▶ Work to be completed: Exactly reproduce each entry, leaving out nothing.
---+---
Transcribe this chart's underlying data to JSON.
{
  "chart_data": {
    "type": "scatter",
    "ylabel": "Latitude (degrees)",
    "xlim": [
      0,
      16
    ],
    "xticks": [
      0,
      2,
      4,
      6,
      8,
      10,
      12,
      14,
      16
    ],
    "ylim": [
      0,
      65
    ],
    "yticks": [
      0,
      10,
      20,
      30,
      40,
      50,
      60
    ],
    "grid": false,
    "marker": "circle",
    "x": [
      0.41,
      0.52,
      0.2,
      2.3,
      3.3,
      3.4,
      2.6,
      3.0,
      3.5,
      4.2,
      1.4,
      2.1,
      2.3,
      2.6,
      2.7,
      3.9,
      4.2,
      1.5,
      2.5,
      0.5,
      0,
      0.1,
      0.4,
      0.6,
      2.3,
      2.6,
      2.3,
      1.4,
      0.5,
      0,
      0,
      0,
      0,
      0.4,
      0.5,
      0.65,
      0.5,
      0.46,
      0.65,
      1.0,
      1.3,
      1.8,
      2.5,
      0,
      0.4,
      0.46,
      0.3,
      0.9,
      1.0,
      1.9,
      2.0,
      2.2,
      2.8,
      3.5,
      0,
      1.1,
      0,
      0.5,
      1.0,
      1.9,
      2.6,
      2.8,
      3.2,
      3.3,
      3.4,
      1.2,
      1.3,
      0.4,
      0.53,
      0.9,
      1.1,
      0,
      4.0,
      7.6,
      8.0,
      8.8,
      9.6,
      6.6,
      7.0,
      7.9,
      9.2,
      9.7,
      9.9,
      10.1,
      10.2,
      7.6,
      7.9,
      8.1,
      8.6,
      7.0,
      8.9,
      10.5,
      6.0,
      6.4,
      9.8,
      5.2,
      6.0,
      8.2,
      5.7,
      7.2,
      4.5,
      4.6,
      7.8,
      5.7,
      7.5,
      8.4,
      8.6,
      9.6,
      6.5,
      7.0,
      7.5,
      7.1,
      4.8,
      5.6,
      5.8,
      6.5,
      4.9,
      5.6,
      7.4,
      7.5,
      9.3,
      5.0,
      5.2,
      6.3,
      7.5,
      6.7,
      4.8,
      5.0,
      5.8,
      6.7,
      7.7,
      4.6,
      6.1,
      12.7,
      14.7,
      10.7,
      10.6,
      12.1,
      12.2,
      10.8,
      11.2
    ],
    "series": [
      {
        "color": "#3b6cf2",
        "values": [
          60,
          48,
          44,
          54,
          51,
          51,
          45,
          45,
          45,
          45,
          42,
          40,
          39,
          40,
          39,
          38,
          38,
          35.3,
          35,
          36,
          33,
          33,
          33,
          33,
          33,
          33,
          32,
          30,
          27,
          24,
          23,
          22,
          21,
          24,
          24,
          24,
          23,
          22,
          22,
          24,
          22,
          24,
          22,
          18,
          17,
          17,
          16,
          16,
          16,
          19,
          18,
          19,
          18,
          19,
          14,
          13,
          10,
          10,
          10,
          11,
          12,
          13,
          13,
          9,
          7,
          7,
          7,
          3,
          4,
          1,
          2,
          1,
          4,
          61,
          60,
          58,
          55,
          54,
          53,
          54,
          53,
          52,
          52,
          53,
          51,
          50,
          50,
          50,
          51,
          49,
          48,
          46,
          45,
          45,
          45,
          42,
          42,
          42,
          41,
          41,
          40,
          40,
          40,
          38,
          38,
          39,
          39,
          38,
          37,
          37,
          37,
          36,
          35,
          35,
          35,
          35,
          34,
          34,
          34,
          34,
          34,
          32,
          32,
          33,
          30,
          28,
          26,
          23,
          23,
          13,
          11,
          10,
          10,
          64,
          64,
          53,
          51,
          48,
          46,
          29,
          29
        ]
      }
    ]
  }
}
---+---
▶ Reply to the task:
Transcribe this chart's underlying data to JSON.
{
  "chart_data": {
    "type": "scatter",
    "ylabel": "Latitude (degrees)",
    "xlim": [
      0,
      16
    ],
    "xticks": [
      0,
      2,
      4,
      6,
      8,
      10,
      12,
      14,
      16
    ],
    "ylim": [
      0,
      65
    ],
    "yticks": [
      0,
      10,
      20,
      30,
      40,
      50,
      60
    ],
    "grid": false,
    "marker": "circle",
    "x": [
      0.41,
      0.52,
      0.2,
      2.3,
      3.3,
      3.4,
      2.6,
      3.0,
      3.5,
      4.2,
      1.4,
      2.1,
      2.3,
      2.6,
      2.7,
      3.9,
      4.2,
      1.5,
      2.5,
      0.5,
      0,
      0.1,
      0.4,
      0.6,
      2.3,
      2.6,
      2.3,
      1.4,
      0.5,
      0,
      0,
      0,
      0,
      0.4,
      0.5,
      0.65,
      0.5,
      0.46,
      0.65,
      1.0,
      1.3,
      1.8,
      2.5,
      0,
      0.4,
      0.46,
      0.3,
      0.9,
      1.0,
      1.9,
      2.0,
      2.2,
      2.8,
      3.5,
      0,
      1.1,
      0,
      0.5,
      1.0,
      1.9,
      2.6,
      2.8,
      3.2,
      3.3,
      3.4,
      1.2,
      1.3,
      0.4,
      0.53,
      0.9,
      1.1,
      0,
      4.0,
      7.6,
      8.0,
      8.8,
      9.6,
      6.6,
      7.0,
      7.9,
      9.2,
      9.7,
      9.9,
      10.1,
      10.2,
      7.6,
      7.9,
      8.1,
      8.6,
      7.0,
      8.9,
      10.5,
      6.0,
      6.4,
      9.8,
      5.2,
      6.0,
      8.2,
      5.7,
      7.2,
      4.5,
      4.6,
      7.8,
      5.7,
      7.5,
      8.4,
      8.6,
      9.6,
      6.5,
      7.0,
      7.5,
      7.1,
      4.8,
      5.6,
      5.8,
      6.5,
      4.9,
      5.6,
      7.4,
      7.5,
      9.3,
      5.0,
      5.2,
      6.3,
      7.5,
      6.7,
      4.8,
      5.0,
      5.8,
      6.7,
      7.7,
      4.6,
      6.1,
      12.7,
      14.7,
      10.7,
      10.6,
      12.1,
      12.2,
      10.8,
      11.2
    ],
    "series": [
      {
        "color": "#3b6cf2",
        "values": [
          60,
          48,
          44,
          54,
          51,
          51,
          45,
          45,
          45,
          45,
          42,
          40,
          39,
          40,
          39,
          38,
          38,
          35.3,
          35,
          36,
          33,
          33,
          33,
          33,
          33,
          33,
          32,
          30,
          27,
          24,
          23,
          22,
          21,
          24,
          24,
          24,
          23,
          22,
          22,
          24,
          22,
          24,
          22,
          18,
          17,
          17,
          16,
          16,
          16,
          19,
          18,
          19,
          18,
          19,
          14,
          13,
          10,
          10,
          10,
          11,
          12,
          13,
          13,
          9,
          7,
          7,
          7,
          3,
          4,
          1,
          2,
          1,
          4,
          61,
          60,
          58,
          55,
          54,
          53,
          54,
          53,
          52,
          52,
          53,
          51,
          50,
          50,
          50,
          51,
          49,
          48,
          46,
          45,
          45,
          45,
          42,
          42,
          42,
          41,
          41,
          40,
          40,
          40,
          38,
          38,
          39,
          39,
          38,
          37,
          37,
          37,
          36,
          35,
          35,
          35,
          35,
          34,
          34,
          34,
          34,
          34,
          32,
          32,
          33,
          30,
          28,
          26,
          23,
          23,
          13,
          11,
          10,
          10,
          64,
          64,
          53,
          51,
          48,
          46,
          29,
          29
        ]
      }
    ]
  }
}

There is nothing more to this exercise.